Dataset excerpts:
************

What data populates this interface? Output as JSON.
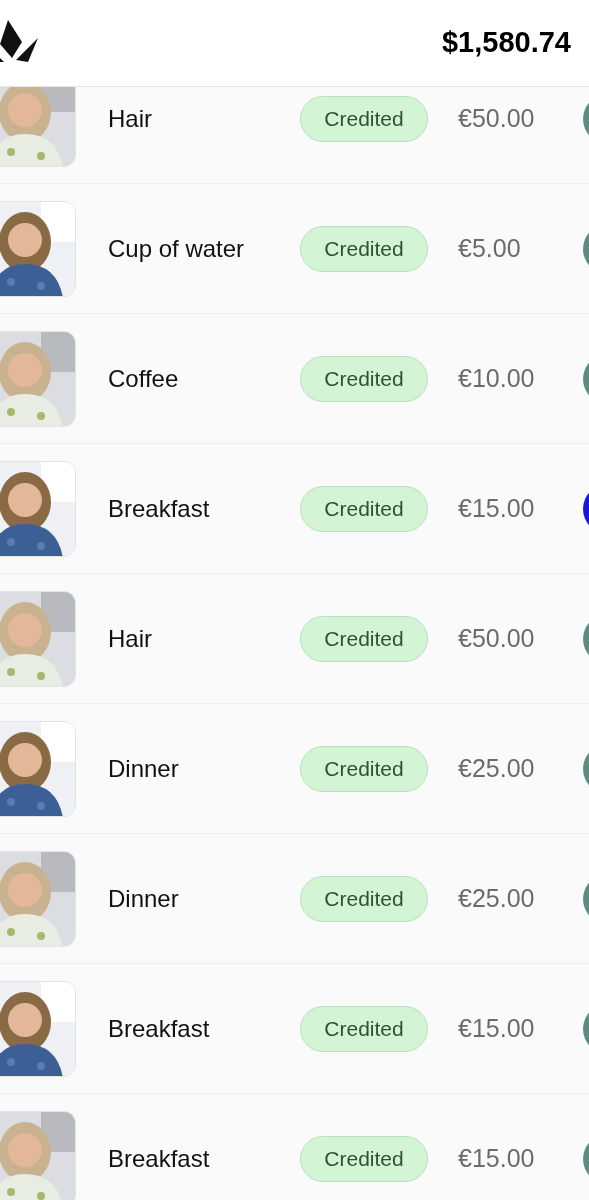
{
  "header": {
    "balance": "$1,580.74"
  },
  "transactions": [
    {
      "description": "Hair",
      "status": "Credited",
      "amount": "€50.00",
      "color": "#5e8d7f"
    },
    {
      "description": "Cup of water",
      "status": "Credited",
      "amount": "€5.00",
      "color": "#5e8d7f"
    },
    {
      "description": "Coffee",
      "status": "Credited",
      "amount": "€10.00",
      "color": "#5e8d7f"
    },
    {
      "description": "Breakfast",
      "status": "Credited",
      "amount": "€15.00",
      "color": "#1a17d8"
    },
    {
      "description": "Hair",
      "status": "Credited",
      "amount": "€50.00",
      "color": "#5e8d7f"
    },
    {
      "description": "Dinner",
      "status": "Credited",
      "amount": "€25.00",
      "color": "#5e8d7f"
    },
    {
      "description": "Dinner",
      "status": "Credited",
      "amount": "€25.00",
      "color": "#5e8d7f"
    },
    {
      "description": "Breakfast",
      "status": "Credited",
      "amount": "€15.00",
      "color": "#5e8d7f"
    },
    {
      "description": "Breakfast",
      "status": "Credited",
      "amount": "€15.00",
      "color": "#5e8d7f"
    }
  ]
}
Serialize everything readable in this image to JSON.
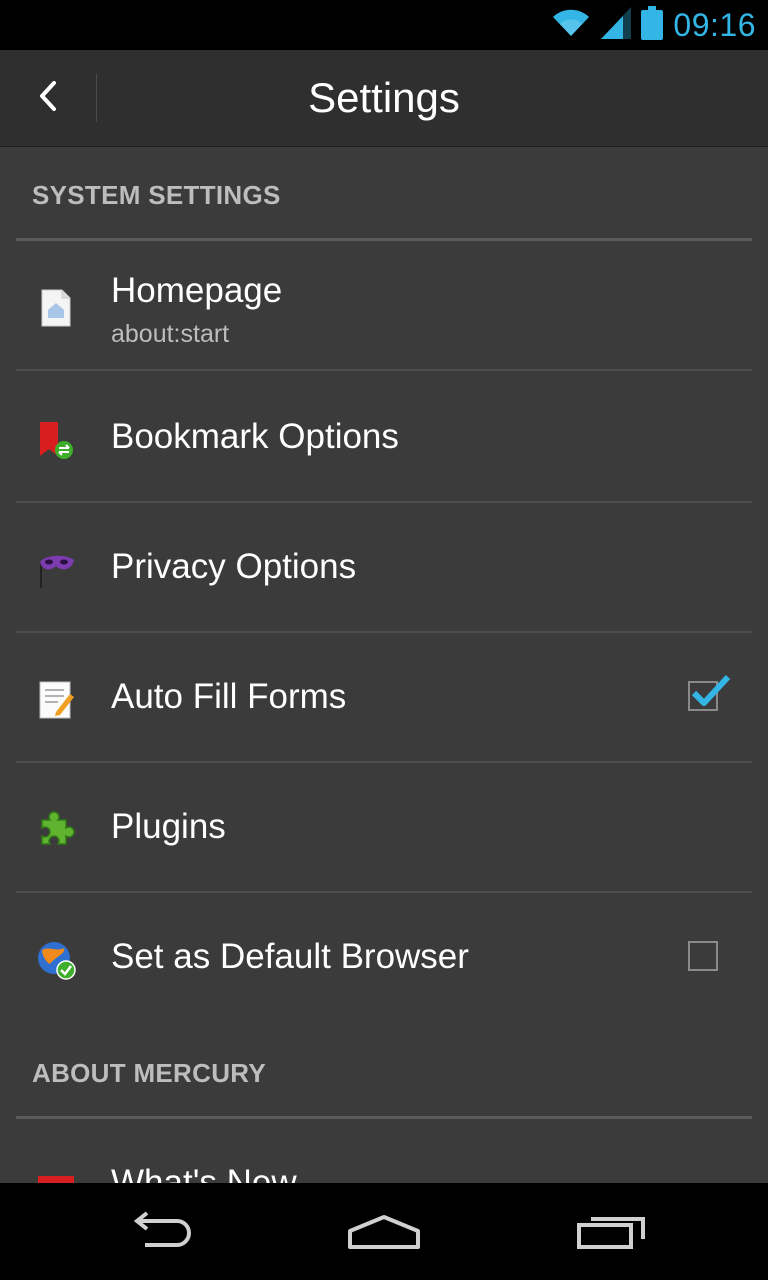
{
  "status_bar": {
    "time": "09:16",
    "icons": [
      "wifi-icon",
      "signal-icon",
      "battery-icon"
    ],
    "accent_color": "#33b5e5"
  },
  "action_bar": {
    "title": "Settings",
    "back_icon": "chevron-left-icon"
  },
  "sections": {
    "system": {
      "header": "SYSTEM SETTINGS",
      "items": [
        {
          "title": "Homepage",
          "summary": "about:start",
          "icon": "home-page-icon"
        },
        {
          "title": "Bookmark Options",
          "icon": "bookmark-icon"
        },
        {
          "title": "Privacy Options",
          "icon": "mask-icon"
        },
        {
          "title": "Auto Fill Forms",
          "icon": "notepad-icon",
          "checked": true
        },
        {
          "title": "Plugins",
          "icon": "puzzle-icon"
        },
        {
          "title": "Set as Default Browser",
          "icon": "globe-check-icon",
          "checked": false
        }
      ]
    },
    "about": {
      "header": "ABOUT MERCURY",
      "items": [
        {
          "title": "What's New",
          "icon": "calendar-icon"
        }
      ]
    }
  },
  "nav_bar": {
    "icons": [
      "back-nav-icon",
      "home-nav-icon",
      "recent-apps-icon"
    ]
  }
}
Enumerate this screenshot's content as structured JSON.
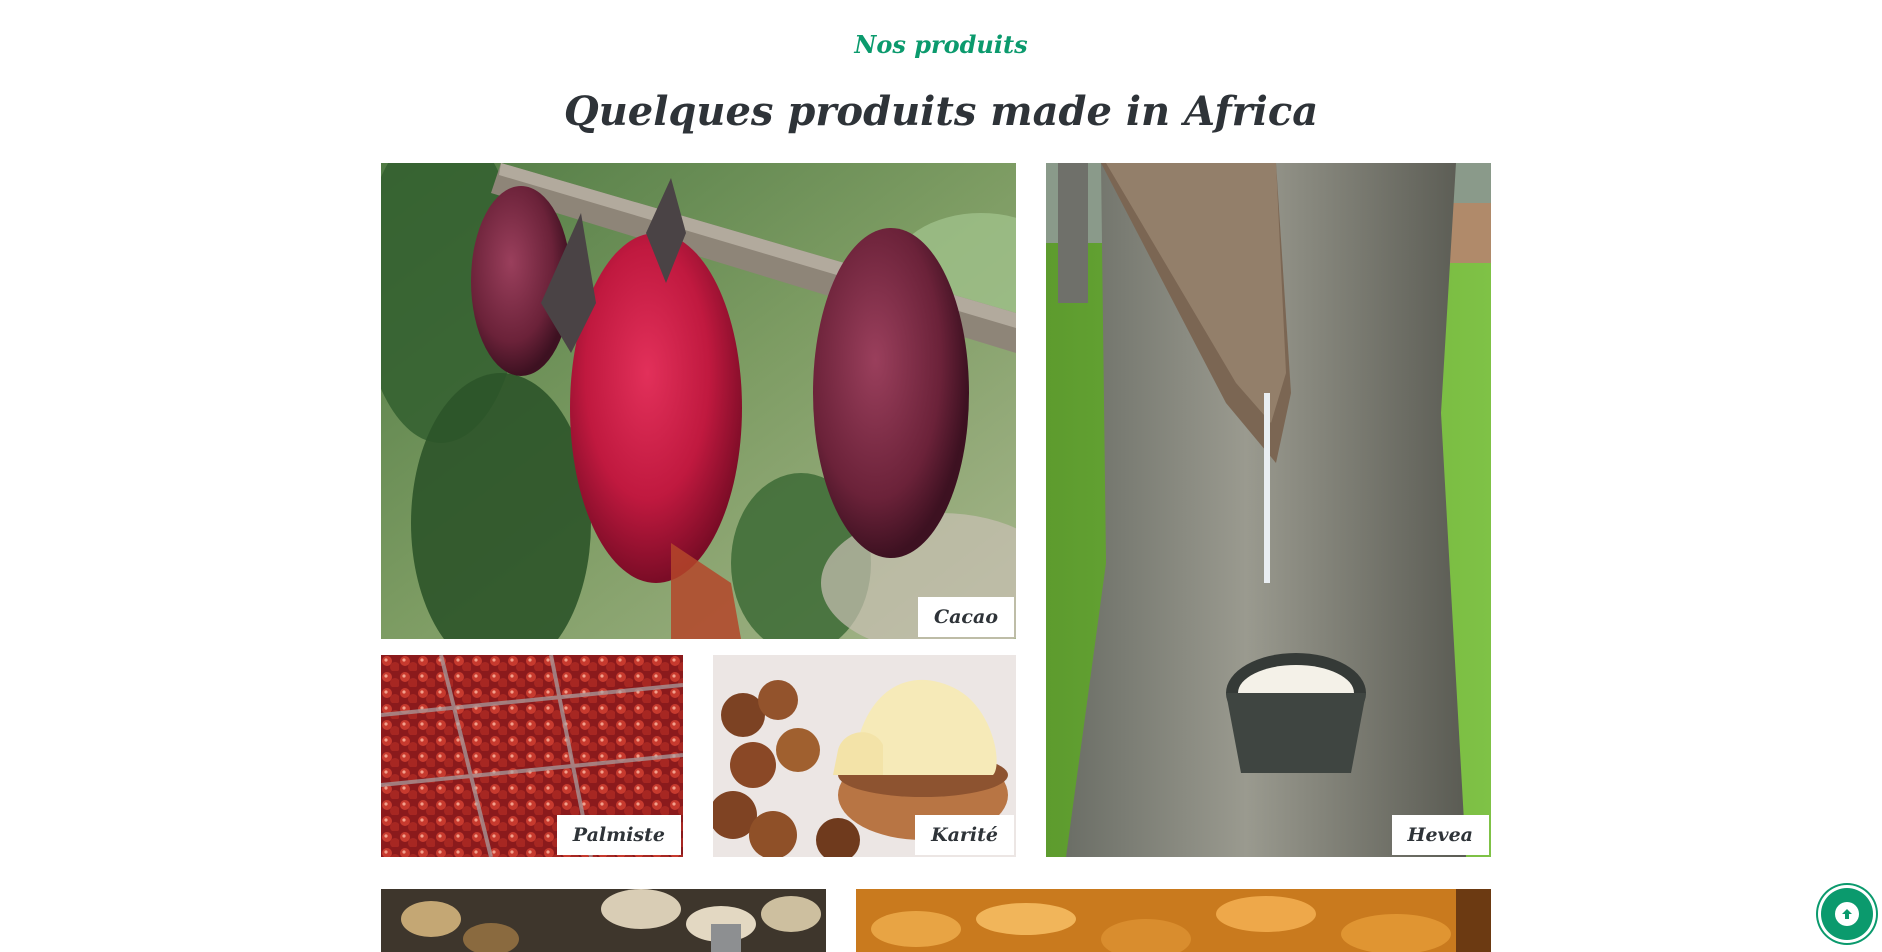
{
  "section": {
    "eyebrow": "Nos produits",
    "title": "Quelques produits made in Africa"
  },
  "products": [
    {
      "label": "Cacao"
    },
    {
      "label": "Palmiste"
    },
    {
      "label": "Karité"
    },
    {
      "label": "Hevea"
    }
  ],
  "colors": {
    "accent": "#0b9a6d",
    "heading": "#2e3338",
    "label_bg": "#ffffff"
  },
  "icons": {
    "scroll_top": "arrow-up-circle-icon"
  }
}
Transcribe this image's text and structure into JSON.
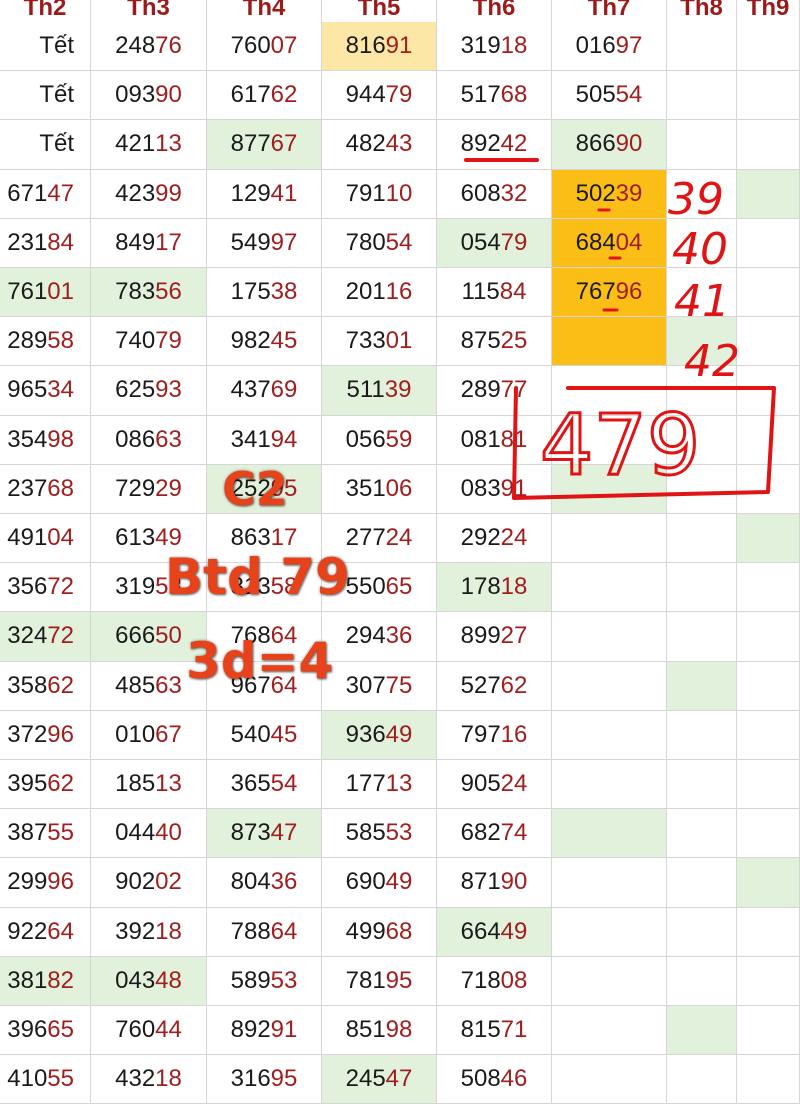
{
  "headers": [
    "Th2",
    "Th3",
    "Th4",
    "Th5",
    "Th6",
    "Th7",
    "Th8",
    "Th9"
  ],
  "rows": [
    [
      {
        "v": "Tết"
      },
      {
        "v": "24876"
      },
      {
        "v": "76007"
      },
      {
        "v": "81691",
        "bg": "yellow"
      },
      {
        "v": "31918"
      },
      {
        "v": "01697"
      },
      {
        "v": ""
      },
      {
        "v": ""
      }
    ],
    [
      {
        "v": "Tết"
      },
      {
        "v": "09390"
      },
      {
        "v": "61762"
      },
      {
        "v": "94479"
      },
      {
        "v": "51768"
      },
      {
        "v": "50554"
      },
      {
        "v": ""
      },
      {
        "v": ""
      }
    ],
    [
      {
        "v": "Tết"
      },
      {
        "v": "42113"
      },
      {
        "v": "87767",
        "bg": "green"
      },
      {
        "v": "48243"
      },
      {
        "v": "89242"
      },
      {
        "v": "86690",
        "bg": "green"
      },
      {
        "v": ""
      },
      {
        "v": ""
      }
    ],
    [
      {
        "v": "67147"
      },
      {
        "v": "42399"
      },
      {
        "v": "12941"
      },
      {
        "v": "79110"
      },
      {
        "v": "60832"
      },
      {
        "v": "50239",
        "bg": "orange"
      },
      {
        "v": ""
      },
      {
        "v": "",
        "bg": "green"
      }
    ],
    [
      {
        "v": "23184"
      },
      {
        "v": "84917"
      },
      {
        "v": "54997"
      },
      {
        "v": "78054"
      },
      {
        "v": "05479",
        "bg": "green"
      },
      {
        "v": "68404",
        "bg": "orange"
      },
      {
        "v": ""
      },
      {
        "v": ""
      }
    ],
    [
      {
        "v": "76101",
        "bg": "green"
      },
      {
        "v": "78356",
        "bg": "green"
      },
      {
        "v": "17538"
      },
      {
        "v": "20116"
      },
      {
        "v": "11584"
      },
      {
        "v": "76796",
        "bg": "orange"
      },
      {
        "v": ""
      },
      {
        "v": ""
      }
    ],
    [
      {
        "v": "28958"
      },
      {
        "v": "74079"
      },
      {
        "v": "98245"
      },
      {
        "v": "73301"
      },
      {
        "v": "87525"
      },
      {
        "v": "",
        "bg": "orange"
      },
      {
        "v": "",
        "bg": "green"
      },
      {
        "v": ""
      }
    ],
    [
      {
        "v": "96534"
      },
      {
        "v": "62593"
      },
      {
        "v": "43769"
      },
      {
        "v": "51139",
        "bg": "green"
      },
      {
        "v": "28977"
      },
      {
        "v": ""
      },
      {
        "v": ""
      },
      {
        "v": ""
      }
    ],
    [
      {
        "v": "35498"
      },
      {
        "v": "08663"
      },
      {
        "v": "34194"
      },
      {
        "v": "05659"
      },
      {
        "v": "08181"
      },
      {
        "v": ""
      },
      {
        "v": ""
      },
      {
        "v": ""
      }
    ],
    [
      {
        "v": "23768"
      },
      {
        "v": "72929"
      },
      {
        "v": "25295",
        "bg": "green"
      },
      {
        "v": "35106"
      },
      {
        "v": "08391"
      },
      {
        "v": "",
        "bg": "green"
      },
      {
        "v": ""
      },
      {
        "v": ""
      }
    ],
    [
      {
        "v": "49104"
      },
      {
        "v": "61349"
      },
      {
        "v": "86317"
      },
      {
        "v": "27724"
      },
      {
        "v": "29224"
      },
      {
        "v": ""
      },
      {
        "v": ""
      },
      {
        "v": "",
        "bg": "green"
      }
    ],
    [
      {
        "v": "35672"
      },
      {
        "v": "31953"
      },
      {
        "v": "81358"
      },
      {
        "v": "55065"
      },
      {
        "v": "17818",
        "bg": "green"
      },
      {
        "v": ""
      },
      {
        "v": ""
      },
      {
        "v": ""
      }
    ],
    [
      {
        "v": "32472",
        "bg": "green"
      },
      {
        "v": "66650",
        "bg": "green"
      },
      {
        "v": "76864"
      },
      {
        "v": "29436"
      },
      {
        "v": "89927"
      },
      {
        "v": ""
      },
      {
        "v": ""
      },
      {
        "v": ""
      }
    ],
    [
      {
        "v": "35862"
      },
      {
        "v": "48563"
      },
      {
        "v": "96764"
      },
      {
        "v": "30775"
      },
      {
        "v": "52762"
      },
      {
        "v": ""
      },
      {
        "v": "",
        "bg": "green"
      },
      {
        "v": ""
      }
    ],
    [
      {
        "v": "37296"
      },
      {
        "v": "01067"
      },
      {
        "v": "54045"
      },
      {
        "v": "93649",
        "bg": "green"
      },
      {
        "v": "79716"
      },
      {
        "v": ""
      },
      {
        "v": ""
      },
      {
        "v": ""
      }
    ],
    [
      {
        "v": "39562"
      },
      {
        "v": "18513"
      },
      {
        "v": "36554"
      },
      {
        "v": "17713"
      },
      {
        "v": "90524"
      },
      {
        "v": ""
      },
      {
        "v": ""
      },
      {
        "v": ""
      }
    ],
    [
      {
        "v": "38755"
      },
      {
        "v": "04440"
      },
      {
        "v": "87347",
        "bg": "green"
      },
      {
        "v": "58553"
      },
      {
        "v": "68274"
      },
      {
        "v": "",
        "bg": "green"
      },
      {
        "v": ""
      },
      {
        "v": ""
      }
    ],
    [
      {
        "v": "29996"
      },
      {
        "v": "90202"
      },
      {
        "v": "80436"
      },
      {
        "v": "69049"
      },
      {
        "v": "87190"
      },
      {
        "v": ""
      },
      {
        "v": ""
      },
      {
        "v": "",
        "bg": "green"
      }
    ],
    [
      {
        "v": "92264"
      },
      {
        "v": "39218"
      },
      {
        "v": "78864"
      },
      {
        "v": "49968"
      },
      {
        "v": "66449",
        "bg": "green"
      },
      {
        "v": ""
      },
      {
        "v": ""
      },
      {
        "v": ""
      }
    ],
    [
      {
        "v": "38182",
        "bg": "green"
      },
      {
        "v": "04348",
        "bg": "green"
      },
      {
        "v": "58953"
      },
      {
        "v": "78195"
      },
      {
        "v": "71808"
      },
      {
        "v": ""
      },
      {
        "v": ""
      },
      {
        "v": ""
      }
    ],
    [
      {
        "v": "39665"
      },
      {
        "v": "76044"
      },
      {
        "v": "89291"
      },
      {
        "v": "85198"
      },
      {
        "v": "81571"
      },
      {
        "v": ""
      },
      {
        "v": "",
        "bg": "green"
      },
      {
        "v": ""
      }
    ],
    [
      {
        "v": "41055"
      },
      {
        "v": "43218"
      },
      {
        "v": "31695"
      },
      {
        "v": "24547",
        "bg": "green"
      },
      {
        "v": "50846"
      },
      {
        "v": ""
      },
      {
        "v": ""
      },
      {
        "v": ""
      }
    ]
  ],
  "colors": {
    "header_text": "#9b1b1b",
    "tail_digits": "#a01e1e",
    "highlight_green": "#e2f1dc",
    "highlight_yellow": "#fde7a6",
    "highlight_orange": "#fbbe16",
    "annotation_red": "#e01414",
    "overlay_text": "#e8421b"
  },
  "annotations": {
    "counts": [
      "39",
      "40",
      "41",
      "42"
    ],
    "boxed_number": "479",
    "line1": "C2",
    "line2": "Btd 79",
    "line3": "3d=4"
  }
}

************

Exercise instructions: Extract all lines from the data in which "this" is found.

Response below:
What data populates this interface? Output as JSON.
Serialize everything readable in this image to JSON.
Enumerate this screenshot's content as structured JSON.
Transcribe this image's text and structure into JSON.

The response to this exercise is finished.